━━━ DATA UNDER STUDY
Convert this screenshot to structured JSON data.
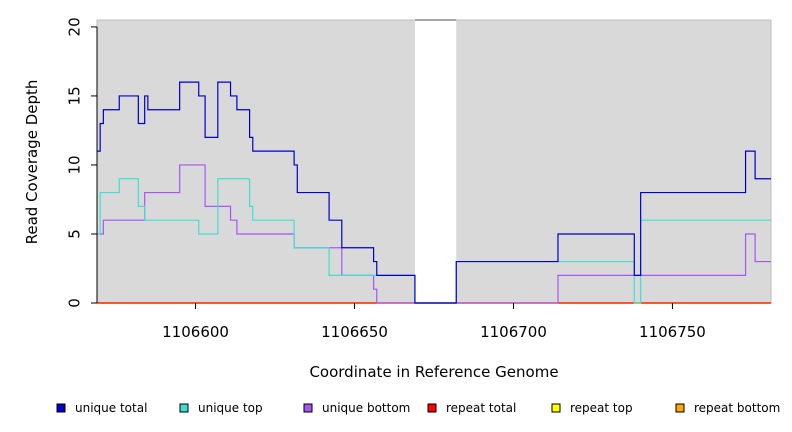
{
  "chart_data": {
    "type": "line",
    "title": "",
    "xlabel": "Coordinate in Reference Genome",
    "ylabel": "Read Coverage Depth",
    "xlim": [
      1106569,
      1106781
    ],
    "ylim": [
      0,
      20.5
    ],
    "x_ticks": [
      1106600,
      1106650,
      1106700,
      1106750
    ],
    "y_ticks": [
      0,
      5,
      10,
      15,
      20
    ],
    "background_color": "#d9d9d9",
    "gap_region": [
      1106669,
      1106682
    ],
    "legend_position": "bottom",
    "series": [
      {
        "name": "unique total",
        "color": "#0000cd",
        "points": [
          [
            1106569,
            11
          ],
          [
            1106570,
            13
          ],
          [
            1106571,
            14
          ],
          [
            1106576,
            15
          ],
          [
            1106582,
            13
          ],
          [
            1106584,
            15
          ],
          [
            1106585,
            14
          ],
          [
            1106595,
            16
          ],
          [
            1106601,
            15
          ],
          [
            1106603,
            12
          ],
          [
            1106607,
            16
          ],
          [
            1106611,
            15
          ],
          [
            1106613,
            14
          ],
          [
            1106617,
            12
          ],
          [
            1106618,
            11
          ],
          [
            1106631,
            10
          ],
          [
            1106632,
            8
          ],
          [
            1106642,
            6
          ],
          [
            1106646,
            4
          ],
          [
            1106656,
            3
          ],
          [
            1106657,
            2
          ],
          [
            1106669,
            0
          ],
          [
            1106682,
            3
          ],
          [
            1106714,
            5
          ],
          [
            1106738,
            2
          ],
          [
            1106740,
            8
          ],
          [
            1106773,
            11
          ],
          [
            1106776,
            9
          ],
          [
            1106781,
            9
          ]
        ]
      },
      {
        "name": "unique top",
        "color": "#40e0d0",
        "points": [
          [
            1106569,
            5
          ],
          [
            1106570,
            8
          ],
          [
            1106576,
            9
          ],
          [
            1106582,
            7
          ],
          [
            1106584,
            6
          ],
          [
            1106601,
            5
          ],
          [
            1106607,
            9
          ],
          [
            1106617,
            7
          ],
          [
            1106618,
            6
          ],
          [
            1106631,
            4
          ],
          [
            1106642,
            2
          ],
          [
            1106646,
            2
          ],
          [
            1106657,
            2
          ],
          [
            1106669,
            0
          ],
          [
            1106682,
            3
          ],
          [
            1106714,
            3
          ],
          [
            1106738,
            0
          ],
          [
            1106740,
            6
          ],
          [
            1106781,
            6
          ]
        ]
      },
      {
        "name": "unique bottom",
        "color": "#a855f7",
        "points": [
          [
            1106569,
            5
          ],
          [
            1106571,
            6
          ],
          [
            1106584,
            8
          ],
          [
            1106595,
            10
          ],
          [
            1106603,
            7
          ],
          [
            1106611,
            6
          ],
          [
            1106613,
            5
          ],
          [
            1106631,
            4
          ],
          [
            1106646,
            2
          ],
          [
            1106656,
            1
          ],
          [
            1106657,
            0
          ],
          [
            1106682,
            0
          ],
          [
            1106714,
            2
          ],
          [
            1106773,
            5
          ],
          [
            1106776,
            3
          ],
          [
            1106781,
            3
          ]
        ]
      },
      {
        "name": "repeat total",
        "color": "#ff0000",
        "points": [
          [
            1106569,
            0
          ],
          [
            1106781,
            0
          ]
        ]
      },
      {
        "name": "repeat top",
        "color": "#ffff00",
        "points": [
          [
            1106569,
            0
          ],
          [
            1106781,
            0
          ]
        ]
      },
      {
        "name": "repeat bottom",
        "color": "#ffa500",
        "points": [
          [
            1106569,
            0
          ],
          [
            1106781,
            0
          ]
        ]
      }
    ]
  }
}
━━━━━━
Only a number is wanted here: how many lines in the data above include the string "total"?

2